# Problem to solve:
Set the data down again, exactly as it reads, but without the pictures.

(Figure contents as structured data)

══════════

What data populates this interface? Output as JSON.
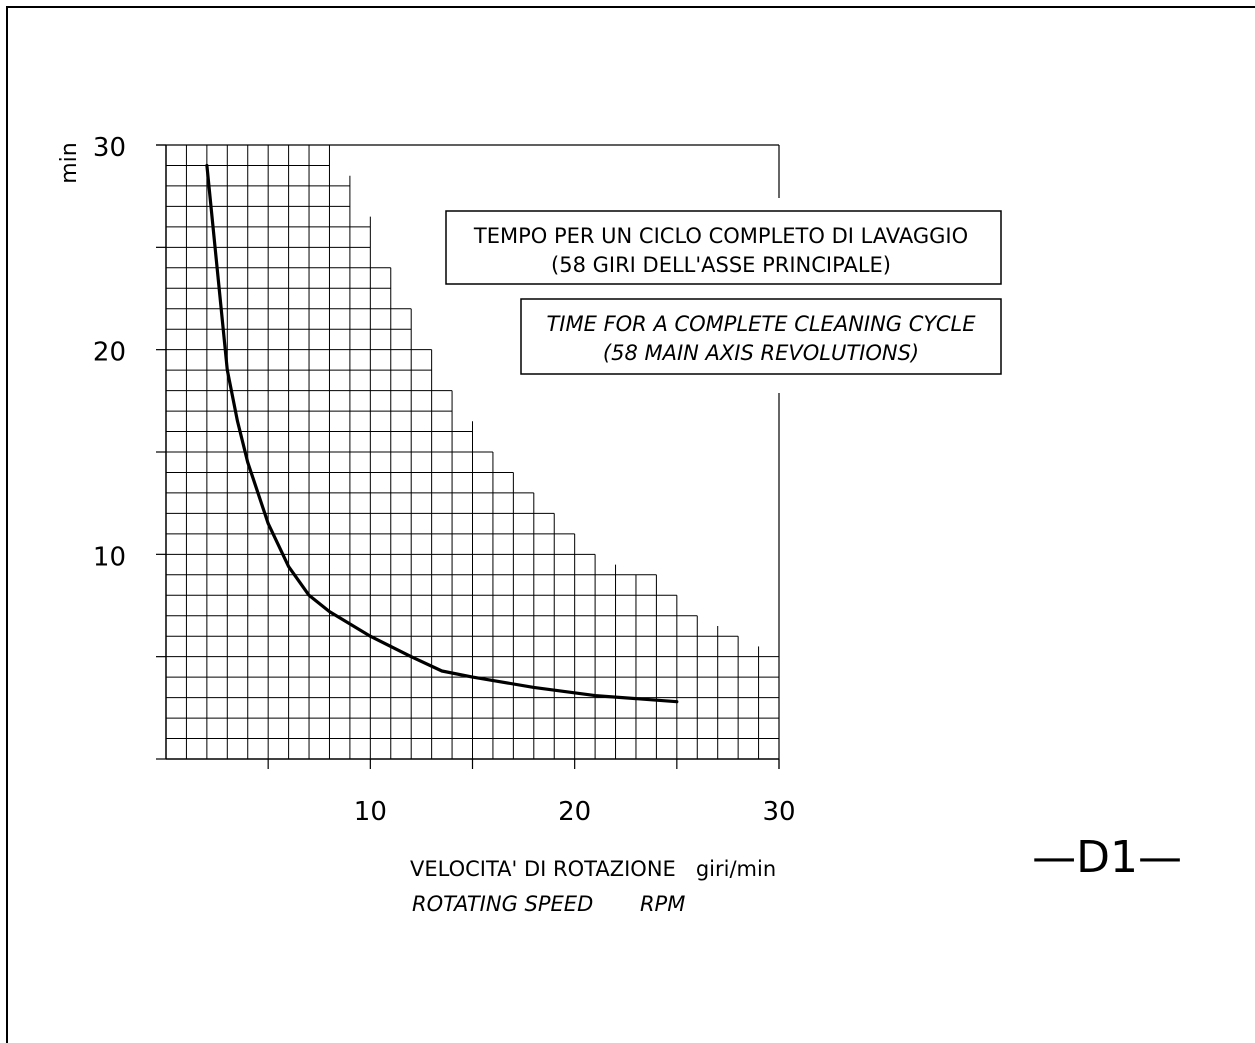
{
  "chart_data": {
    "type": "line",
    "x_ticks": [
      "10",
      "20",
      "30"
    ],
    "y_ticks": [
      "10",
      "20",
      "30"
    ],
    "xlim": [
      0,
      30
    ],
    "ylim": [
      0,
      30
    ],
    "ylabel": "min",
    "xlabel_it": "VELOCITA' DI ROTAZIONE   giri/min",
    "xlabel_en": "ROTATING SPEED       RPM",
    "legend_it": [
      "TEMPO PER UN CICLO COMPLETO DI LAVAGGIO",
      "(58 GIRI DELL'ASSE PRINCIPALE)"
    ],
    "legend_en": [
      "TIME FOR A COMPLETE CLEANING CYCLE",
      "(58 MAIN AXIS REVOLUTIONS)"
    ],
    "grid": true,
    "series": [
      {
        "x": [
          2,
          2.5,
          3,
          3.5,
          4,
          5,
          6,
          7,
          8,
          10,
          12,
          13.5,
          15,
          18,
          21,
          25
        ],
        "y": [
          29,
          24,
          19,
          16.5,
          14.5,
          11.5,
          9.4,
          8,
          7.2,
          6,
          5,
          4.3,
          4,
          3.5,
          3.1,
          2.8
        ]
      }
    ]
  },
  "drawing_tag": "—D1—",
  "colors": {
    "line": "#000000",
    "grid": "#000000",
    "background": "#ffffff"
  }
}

══════════

# Solution to the exercise:
What data populates this interface? Output as JSON.
{
  "chart_data": {
    "type": "line",
    "x_ticks": [
      "10",
      "20",
      "30"
    ],
    "y_ticks": [
      "10",
      "20",
      "30"
    ],
    "xlim": [
      0,
      30
    ],
    "ylim": [
      0,
      30
    ],
    "ylabel": "min",
    "xlabel_it": "VELOCITA' DI ROTAZIONE   giri/min",
    "xlabel_en": "ROTATING SPEED       RPM",
    "legend_it": [
      "TEMPO PER UN CICLO COMPLETO DI LAVAGGIO",
      "(58 GIRI DELL'ASSE PRINCIPALE)"
    ],
    "legend_en": [
      "TIME FOR A COMPLETE CLEANING CYCLE",
      "(58 MAIN AXIS REVOLUTIONS)"
    ],
    "grid": true,
    "series": [
      {
        "x": [
          2,
          2.5,
          3,
          3.5,
          4,
          5,
          6,
          7,
          8,
          10,
          12,
          13.5,
          15,
          18,
          21,
          25
        ],
        "y": [
          29,
          24,
          19,
          16.5,
          14.5,
          11.5,
          9.4,
          8,
          7.2,
          6,
          5,
          4.3,
          4,
          3.5,
          3.1,
          2.8
        ]
      }
    ]
  },
  "drawing_tag": "—D1—",
  "colors": {
    "line": "#000000",
    "grid": "#000000",
    "background": "#ffffff"
  }
}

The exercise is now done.